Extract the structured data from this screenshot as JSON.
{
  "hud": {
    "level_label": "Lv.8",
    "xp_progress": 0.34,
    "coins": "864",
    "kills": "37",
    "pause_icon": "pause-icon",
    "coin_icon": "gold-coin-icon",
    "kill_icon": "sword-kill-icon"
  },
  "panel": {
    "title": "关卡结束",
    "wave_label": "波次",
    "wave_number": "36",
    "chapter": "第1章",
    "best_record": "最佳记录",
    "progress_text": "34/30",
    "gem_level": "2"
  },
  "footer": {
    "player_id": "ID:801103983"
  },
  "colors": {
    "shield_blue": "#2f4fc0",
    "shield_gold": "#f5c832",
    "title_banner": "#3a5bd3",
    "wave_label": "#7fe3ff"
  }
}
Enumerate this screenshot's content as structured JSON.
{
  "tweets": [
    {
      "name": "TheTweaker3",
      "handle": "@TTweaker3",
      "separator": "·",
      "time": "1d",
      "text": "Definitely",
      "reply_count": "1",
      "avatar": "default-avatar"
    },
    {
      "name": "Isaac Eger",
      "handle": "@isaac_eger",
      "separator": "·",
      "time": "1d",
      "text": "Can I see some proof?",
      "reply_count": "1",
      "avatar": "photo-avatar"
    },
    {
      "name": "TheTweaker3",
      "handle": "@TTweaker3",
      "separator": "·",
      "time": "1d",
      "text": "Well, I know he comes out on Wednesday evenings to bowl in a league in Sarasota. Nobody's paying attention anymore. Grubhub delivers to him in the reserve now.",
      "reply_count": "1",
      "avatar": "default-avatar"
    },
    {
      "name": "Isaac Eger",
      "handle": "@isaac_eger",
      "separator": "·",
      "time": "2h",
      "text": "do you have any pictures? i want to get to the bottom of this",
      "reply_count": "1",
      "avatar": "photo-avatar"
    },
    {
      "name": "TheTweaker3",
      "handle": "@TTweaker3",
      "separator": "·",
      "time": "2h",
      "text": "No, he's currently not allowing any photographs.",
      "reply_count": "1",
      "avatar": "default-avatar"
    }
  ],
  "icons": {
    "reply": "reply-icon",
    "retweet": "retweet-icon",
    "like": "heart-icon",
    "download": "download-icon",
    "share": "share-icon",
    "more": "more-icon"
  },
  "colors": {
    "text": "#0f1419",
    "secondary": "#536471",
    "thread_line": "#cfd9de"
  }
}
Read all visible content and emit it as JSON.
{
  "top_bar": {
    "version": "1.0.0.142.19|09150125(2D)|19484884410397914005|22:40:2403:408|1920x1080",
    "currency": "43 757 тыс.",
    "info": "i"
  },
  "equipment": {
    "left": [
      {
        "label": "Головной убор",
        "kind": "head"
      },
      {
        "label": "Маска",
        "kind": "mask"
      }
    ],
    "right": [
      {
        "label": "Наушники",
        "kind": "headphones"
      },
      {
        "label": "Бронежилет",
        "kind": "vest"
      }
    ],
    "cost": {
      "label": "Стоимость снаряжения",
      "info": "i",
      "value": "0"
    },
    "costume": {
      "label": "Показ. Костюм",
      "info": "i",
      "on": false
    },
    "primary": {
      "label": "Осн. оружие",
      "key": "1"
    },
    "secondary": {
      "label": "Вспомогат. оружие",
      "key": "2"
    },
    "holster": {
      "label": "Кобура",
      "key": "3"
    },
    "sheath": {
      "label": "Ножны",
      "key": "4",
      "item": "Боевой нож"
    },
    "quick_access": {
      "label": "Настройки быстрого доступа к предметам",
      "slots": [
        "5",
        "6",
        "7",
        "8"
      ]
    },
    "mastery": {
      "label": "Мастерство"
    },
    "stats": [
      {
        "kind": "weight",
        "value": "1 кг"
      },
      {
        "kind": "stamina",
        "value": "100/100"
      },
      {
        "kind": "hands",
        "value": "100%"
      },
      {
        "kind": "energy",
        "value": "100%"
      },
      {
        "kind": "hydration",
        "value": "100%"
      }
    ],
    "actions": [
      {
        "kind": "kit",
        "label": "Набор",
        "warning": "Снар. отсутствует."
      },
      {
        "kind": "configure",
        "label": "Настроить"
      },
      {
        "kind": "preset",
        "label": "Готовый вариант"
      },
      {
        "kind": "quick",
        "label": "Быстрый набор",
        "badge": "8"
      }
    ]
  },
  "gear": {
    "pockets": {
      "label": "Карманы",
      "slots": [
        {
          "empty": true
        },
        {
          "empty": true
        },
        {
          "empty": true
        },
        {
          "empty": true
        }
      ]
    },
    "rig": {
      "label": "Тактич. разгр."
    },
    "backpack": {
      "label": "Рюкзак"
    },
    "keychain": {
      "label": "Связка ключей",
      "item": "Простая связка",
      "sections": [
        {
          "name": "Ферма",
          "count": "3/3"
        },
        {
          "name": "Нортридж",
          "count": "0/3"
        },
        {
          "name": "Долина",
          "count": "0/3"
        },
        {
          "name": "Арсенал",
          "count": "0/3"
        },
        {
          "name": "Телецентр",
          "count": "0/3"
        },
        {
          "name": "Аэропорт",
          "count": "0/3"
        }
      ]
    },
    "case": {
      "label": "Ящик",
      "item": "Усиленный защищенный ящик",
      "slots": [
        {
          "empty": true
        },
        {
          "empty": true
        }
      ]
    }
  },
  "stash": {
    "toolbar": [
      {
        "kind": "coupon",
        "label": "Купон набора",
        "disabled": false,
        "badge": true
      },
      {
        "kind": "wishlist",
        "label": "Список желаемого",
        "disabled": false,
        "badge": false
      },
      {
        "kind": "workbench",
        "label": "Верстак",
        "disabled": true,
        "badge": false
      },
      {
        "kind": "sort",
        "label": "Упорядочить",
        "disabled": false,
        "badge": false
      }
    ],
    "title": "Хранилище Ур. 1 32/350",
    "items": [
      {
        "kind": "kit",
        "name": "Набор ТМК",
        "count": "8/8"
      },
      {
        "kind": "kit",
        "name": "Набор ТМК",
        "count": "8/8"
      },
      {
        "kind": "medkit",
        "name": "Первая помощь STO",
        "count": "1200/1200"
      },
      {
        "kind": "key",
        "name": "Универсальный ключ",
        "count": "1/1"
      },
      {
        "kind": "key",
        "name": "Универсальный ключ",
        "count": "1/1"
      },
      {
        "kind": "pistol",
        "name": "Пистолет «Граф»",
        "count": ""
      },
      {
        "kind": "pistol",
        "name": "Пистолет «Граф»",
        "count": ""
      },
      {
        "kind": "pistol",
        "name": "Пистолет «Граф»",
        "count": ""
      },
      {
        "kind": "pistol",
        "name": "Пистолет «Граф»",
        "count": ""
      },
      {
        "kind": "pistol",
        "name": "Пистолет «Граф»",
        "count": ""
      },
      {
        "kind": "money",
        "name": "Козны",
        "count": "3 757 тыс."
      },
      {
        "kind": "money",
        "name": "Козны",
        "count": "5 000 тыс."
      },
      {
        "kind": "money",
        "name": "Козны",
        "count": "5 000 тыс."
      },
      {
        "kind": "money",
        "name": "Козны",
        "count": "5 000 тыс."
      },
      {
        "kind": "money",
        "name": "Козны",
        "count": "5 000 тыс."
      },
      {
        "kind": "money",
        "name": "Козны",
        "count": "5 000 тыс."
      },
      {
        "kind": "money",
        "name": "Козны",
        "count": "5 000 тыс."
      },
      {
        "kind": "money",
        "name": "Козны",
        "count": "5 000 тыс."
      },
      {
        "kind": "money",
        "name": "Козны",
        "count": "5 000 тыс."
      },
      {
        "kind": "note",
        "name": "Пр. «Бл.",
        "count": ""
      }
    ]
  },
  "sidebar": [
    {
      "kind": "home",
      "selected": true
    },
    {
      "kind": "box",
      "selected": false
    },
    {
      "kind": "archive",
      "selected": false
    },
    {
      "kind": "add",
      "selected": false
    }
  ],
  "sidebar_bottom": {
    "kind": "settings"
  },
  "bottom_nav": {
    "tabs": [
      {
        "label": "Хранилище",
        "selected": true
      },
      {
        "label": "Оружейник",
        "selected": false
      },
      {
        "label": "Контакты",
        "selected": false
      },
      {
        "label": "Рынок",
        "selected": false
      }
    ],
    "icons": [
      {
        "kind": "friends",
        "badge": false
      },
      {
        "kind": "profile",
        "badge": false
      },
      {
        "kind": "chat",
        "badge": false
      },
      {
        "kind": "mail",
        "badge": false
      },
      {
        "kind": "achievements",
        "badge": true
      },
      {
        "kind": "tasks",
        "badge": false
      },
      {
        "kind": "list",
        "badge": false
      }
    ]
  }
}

> Written problem
Across the records, how many lines contain "JSON"? Only the number should be given.

> Solution
3